Records from a collection

********************

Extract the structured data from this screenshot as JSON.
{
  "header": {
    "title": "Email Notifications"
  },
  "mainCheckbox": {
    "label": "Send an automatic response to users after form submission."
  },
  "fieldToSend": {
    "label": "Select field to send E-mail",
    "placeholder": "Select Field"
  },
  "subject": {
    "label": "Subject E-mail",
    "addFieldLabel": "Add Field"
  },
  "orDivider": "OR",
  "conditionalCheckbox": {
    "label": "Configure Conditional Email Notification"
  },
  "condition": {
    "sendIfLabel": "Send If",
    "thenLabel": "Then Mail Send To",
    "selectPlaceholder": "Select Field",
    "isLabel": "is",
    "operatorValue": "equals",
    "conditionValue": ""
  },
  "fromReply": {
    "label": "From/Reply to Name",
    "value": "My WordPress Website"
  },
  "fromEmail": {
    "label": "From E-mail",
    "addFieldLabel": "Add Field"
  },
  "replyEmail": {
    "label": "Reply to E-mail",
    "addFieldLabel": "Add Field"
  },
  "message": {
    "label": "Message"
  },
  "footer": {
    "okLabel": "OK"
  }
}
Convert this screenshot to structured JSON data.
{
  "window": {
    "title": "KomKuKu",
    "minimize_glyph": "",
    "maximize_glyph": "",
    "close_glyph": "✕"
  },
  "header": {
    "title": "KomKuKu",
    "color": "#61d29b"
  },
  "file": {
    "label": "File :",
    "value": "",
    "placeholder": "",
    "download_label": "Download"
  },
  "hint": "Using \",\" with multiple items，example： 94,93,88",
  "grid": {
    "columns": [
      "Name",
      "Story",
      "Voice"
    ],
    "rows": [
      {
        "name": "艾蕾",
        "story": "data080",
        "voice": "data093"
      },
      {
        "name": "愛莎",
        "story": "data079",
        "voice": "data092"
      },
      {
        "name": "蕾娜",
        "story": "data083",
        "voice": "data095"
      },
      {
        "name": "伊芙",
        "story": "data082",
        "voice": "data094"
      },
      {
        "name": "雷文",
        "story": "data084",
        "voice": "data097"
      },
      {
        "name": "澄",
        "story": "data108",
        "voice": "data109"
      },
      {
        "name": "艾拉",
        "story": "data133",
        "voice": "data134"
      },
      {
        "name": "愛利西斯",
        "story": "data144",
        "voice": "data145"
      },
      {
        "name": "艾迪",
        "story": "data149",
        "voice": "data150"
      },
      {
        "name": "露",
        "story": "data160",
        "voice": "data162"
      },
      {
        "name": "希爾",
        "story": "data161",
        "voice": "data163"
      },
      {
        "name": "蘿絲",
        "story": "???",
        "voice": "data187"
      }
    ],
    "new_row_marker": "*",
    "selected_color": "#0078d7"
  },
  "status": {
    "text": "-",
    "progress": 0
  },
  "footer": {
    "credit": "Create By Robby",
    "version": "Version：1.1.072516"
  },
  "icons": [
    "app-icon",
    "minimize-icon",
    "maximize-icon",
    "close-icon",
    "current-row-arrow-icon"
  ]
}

********************

Return every record above exactly as it appears.

> **EXERCISE RESPONSE**:
Extract the structured data from this screenshot as JSON.
{
  "header": {
    "title": "Email Notifications"
  },
  "mainCheckbox": {
    "label": "Send an automatic response to users after form submission."
  },
  "fieldToSend": {
    "label": "Select field to send E-mail",
    "placeholder": "Select Field"
  },
  "subject": {
    "label": "Subject E-mail",
    "addFieldLabel": "Add Field"
  },
  "orDivider": "OR",
  "conditionalCheckbox": {
    "label": "Configure Conditional Email Notification"
  },
  "condition": {
    "sendIfLabel": "Send If",
    "thenLabel": "Then Mail Send To",
    "selectPlaceholder": "Select Field",
    "isLabel": "is",
    "operatorValue": "equals",
    "conditionValue": ""
  },
  "fromReply": {
    "label": "From/Reply to Name",
    "value": "My WordPress Website"
  },
  "fromEmail": {
    "label": "From E-mail",
    "addFieldLabel": "Add Field"
  },
  "replyEmail": {
    "label": "Reply to E-mail",
    "addFieldLabel": "Add Field"
  },
  "message": {
    "label": "Message"
  },
  "footer": {
    "okLabel": "OK"
  }
}
Convert this screenshot to structured JSON data.
{
  "window": {
    "title": "KomKuKu",
    "minimize_glyph": "",
    "maximize_glyph": "",
    "close_glyph": "✕"
  },
  "header": {
    "title": "KomKuKu",
    "color": "#61d29b"
  },
  "file": {
    "label": "File :",
    "value": "",
    "placeholder": "",
    "download_label": "Download"
  },
  "hint": "Using \",\" with multiple items，example： 94,93,88",
  "grid": {
    "columns": [
      "Name",
      "Story",
      "Voice"
    ],
    "rows": [
      {
        "name": "艾蕾",
        "story": "data080",
        "voice": "data093"
      },
      {
        "name": "愛莎",
        "story": "data079",
        "voice": "data092"
      },
      {
        "name": "蕾娜",
        "story": "data083",
        "voice": "data095"
      },
      {
        "name": "伊芙",
        "story": "data082",
        "voice": "data094"
      },
      {
        "name": "雷文",
        "story": "data084",
        "voice": "data097"
      },
      {
        "name": "澄",
        "story": "data108",
        "voice": "data109"
      },
      {
        "name": "艾拉",
        "story": "data133",
        "voice": "data134"
      },
      {
        "name": "愛利西斯",
        "story": "data144",
        "voice": "data145"
      },
      {
        "name": "艾迪",
        "story": "data149",
        "voice": "data150"
      },
      {
        "name": "露",
        "story": "data160",
        "voice": "data162"
      },
      {
        "name": "希爾",
        "story": "data161",
        "voice": "data163"
      },
      {
        "name": "蘿絲",
        "story": "???",
        "voice": "data187"
      }
    ],
    "new_row_marker": "*",
    "selected_color": "#0078d7"
  },
  "status": {
    "text": "-",
    "progress": 0
  },
  "footer": {
    "credit": "Create By Robby",
    "version": "Version：1.1.072516"
  },
  "icons": [
    "app-icon",
    "minimize-icon",
    "maximize-icon",
    "close-icon",
    "current-row-arrow-icon"
  ]
}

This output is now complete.